Beginning with the line that contains "What data populates", copy each subsequent line of the data below through the last one, including both ends but not the pictures.

-- Start Information shown --

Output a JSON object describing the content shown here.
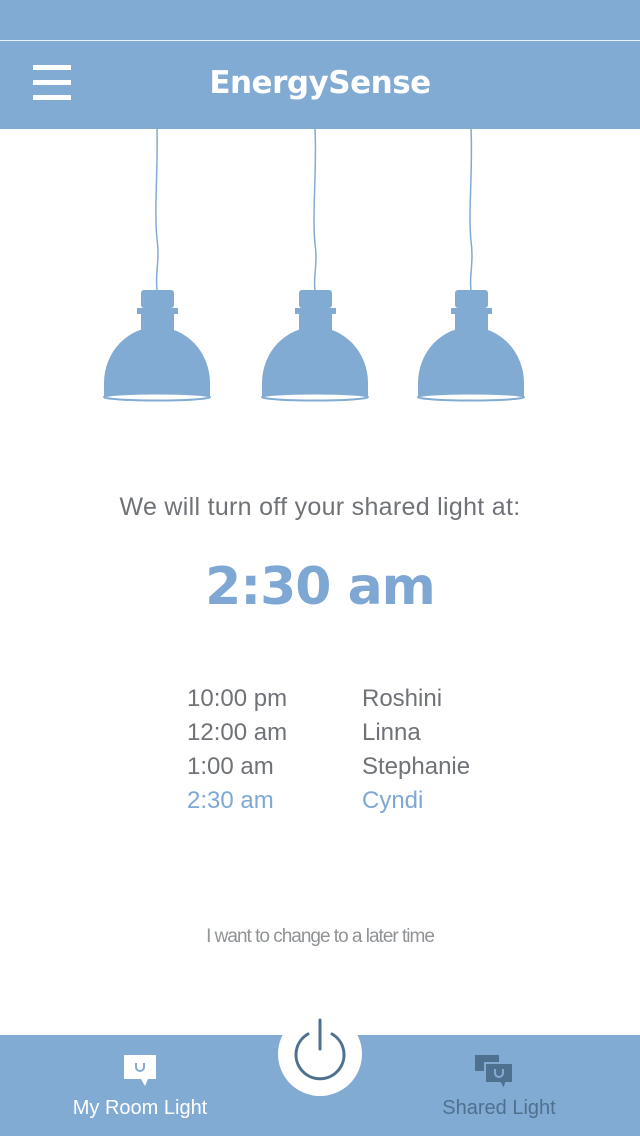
{
  "header": {
    "title": "EnergySense"
  },
  "main": {
    "headline": "We will turn off your shared light at:",
    "off_time": "2:30 am",
    "schedule": [
      {
        "time": "10:00 pm",
        "name": "Roshini",
        "active": false
      },
      {
        "time": "12:00 am",
        "name": "Linna",
        "active": false
      },
      {
        "time": "1:00 am",
        "name": "Stephanie",
        "active": false
      },
      {
        "time": "2:30 am",
        "name": "Cyndi",
        "active": true
      }
    ],
    "change_link": "I want to change to a later time"
  },
  "tabbar": {
    "my_room_label": "My Room Light",
    "shared_label": "Shared Light"
  },
  "icons": {
    "menu": "hamburger-icon",
    "lamp": "pendant-lamp-icon",
    "my_room": "chat-bubble-icon",
    "shared": "chat-bubbles-icon",
    "power": "power-icon"
  },
  "colors": {
    "accent": "#82abd3",
    "highlight": "#7ea8d3",
    "text": "#6f7276",
    "inactive_tab": "#4f7190"
  }
}
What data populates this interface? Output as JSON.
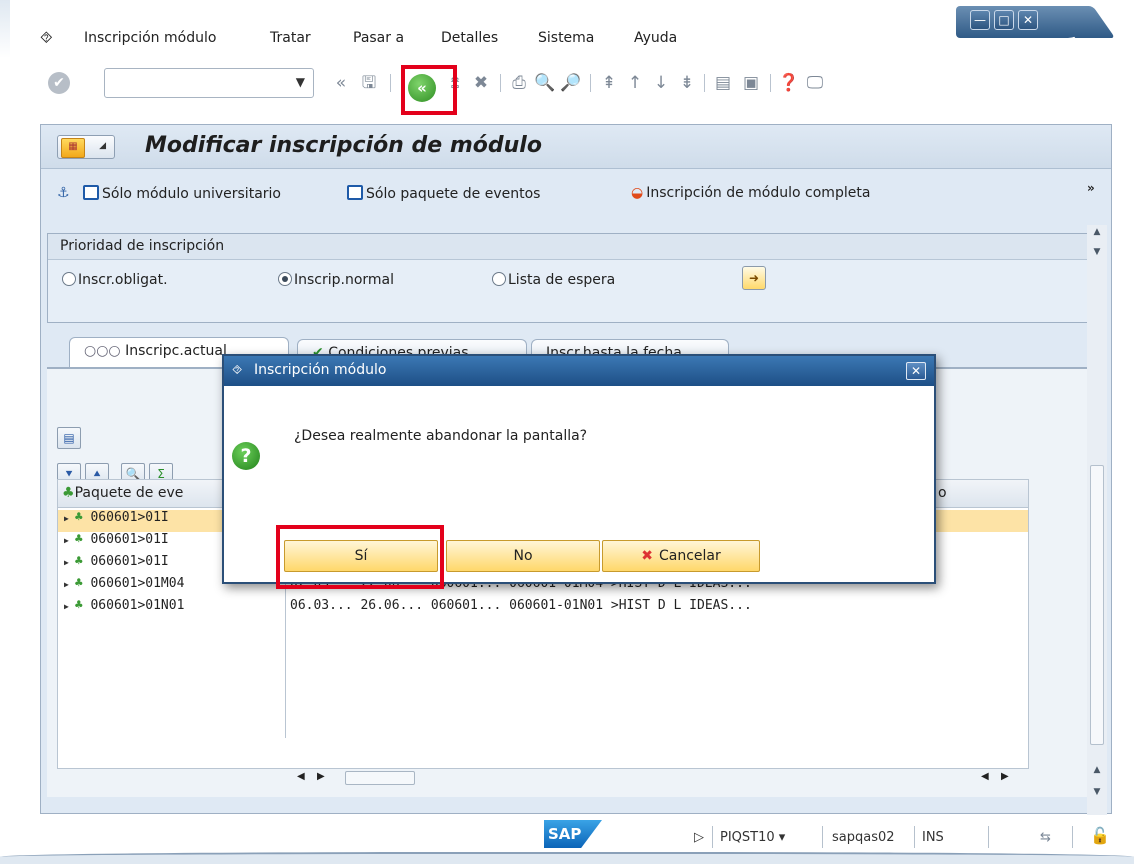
{
  "menu": {
    "items": [
      "Inscripción módulo",
      "Tratar",
      "Pasar a",
      "Detalles",
      "Sistema",
      "Ayuda"
    ]
  },
  "toolbar": {
    "command_value": "",
    "icons": [
      "enter-icon",
      "save-icon",
      "back-icon",
      "exit-icon",
      "cancel-icon",
      "print-icon",
      "find-icon",
      "find-next-icon",
      "first-page-icon",
      "prev-page-icon",
      "next-page-icon",
      "last-page-icon",
      "new-session-icon",
      "shortcut-icon",
      "help-icon",
      "customize-icon"
    ]
  },
  "screen": {
    "title": "Modificar inscripción de módulo"
  },
  "app_toolbar": {
    "only_module": "Sólo módulo universitario",
    "only_package": "Sólo paquete de eventos",
    "complete": "Inscripción de módulo completa"
  },
  "priority": {
    "title": "Prioridad de inscripción",
    "options": [
      "Inscr.obligat.",
      "Inscrip.normal",
      "Lista de espera"
    ],
    "selected": "Inscrip.normal"
  },
  "tabs": {
    "tab1": "Inscripc.actual",
    "tab2": "Condiciones previas",
    "tab3": "Inscr.hasta la fecha"
  },
  "grid": {
    "col1": "Paquete de eve",
    "col_last": "o",
    "rows": [
      {
        "c1": "060601>01I",
        "rest": ""
      },
      {
        "c1": "060601>01I",
        "rest": ""
      },
      {
        "c1": "060601>01I",
        "rest": ""
      },
      {
        "c1": "060601>01M04",
        "rest": "02.03... 22.06...  060601... 060601-01M04 >HIST D L IDEAS..."
      },
      {
        "c1": "060601>01N01",
        "rest": "06.03... 26.06...  060601... 060601-01N01 >HIST D L IDEAS..."
      }
    ]
  },
  "dialog": {
    "title": "Inscripción módulo",
    "question": "¿Desea realmente abandonar la pantalla?",
    "yes": "Sí",
    "no": "No",
    "cancel": "Cancelar"
  },
  "status": {
    "transaction": "PIQST10",
    "server": "sapqas02",
    "mode": "INS",
    "logo": "SAP"
  }
}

-- End Information shown --

▸ **Result of the exercise**
What data populates this interface? Output as JSON.
{
  "menu": {
    "items": [
      "Inscripción módulo",
      "Tratar",
      "Pasar a",
      "Detalles",
      "Sistema",
      "Ayuda"
    ]
  },
  "toolbar": {
    "command_value": "",
    "icons": [
      "enter-icon",
      "save-icon",
      "back-icon",
      "exit-icon",
      "cancel-icon",
      "print-icon",
      "find-icon",
      "find-next-icon",
      "first-page-icon",
      "prev-page-icon",
      "next-page-icon",
      "last-page-icon",
      "new-session-icon",
      "shortcut-icon",
      "help-icon",
      "customize-icon"
    ]
  },
  "screen": {
    "title": "Modificar inscripción de módulo"
  },
  "app_toolbar": {
    "only_module": "Sólo módulo universitario",
    "only_package": "Sólo paquete de eventos",
    "complete": "Inscripción de módulo completa"
  },
  "priority": {
    "title": "Prioridad de inscripción",
    "options": [
      "Inscr.obligat.",
      "Inscrip.normal",
      "Lista de espera"
    ],
    "selected": "Inscrip.normal"
  },
  "tabs": {
    "tab1": "Inscripc.actual",
    "tab2": "Condiciones previas",
    "tab3": "Inscr.hasta la fecha"
  },
  "grid": {
    "col1": "Paquete de eve",
    "col_last": "o",
    "rows": [
      {
        "c1": "060601>01I",
        "rest": ""
      },
      {
        "c1": "060601>01I",
        "rest": ""
      },
      {
        "c1": "060601>01I",
        "rest": ""
      },
      {
        "c1": "060601>01M04",
        "rest": "02.03... 22.06...  060601... 060601-01M04 >HIST D L IDEAS..."
      },
      {
        "c1": "060601>01N01",
        "rest": "06.03... 26.06...  060601... 060601-01N01 >HIST D L IDEAS..."
      }
    ]
  },
  "dialog": {
    "title": "Inscripción módulo",
    "question": "¿Desea realmente abandonar la pantalla?",
    "yes": "Sí",
    "no": "No",
    "cancel": "Cancelar"
  },
  "status": {
    "transaction": "PIQST10",
    "server": "sapqas02",
    "mode": "INS",
    "logo": "SAP"
  }
}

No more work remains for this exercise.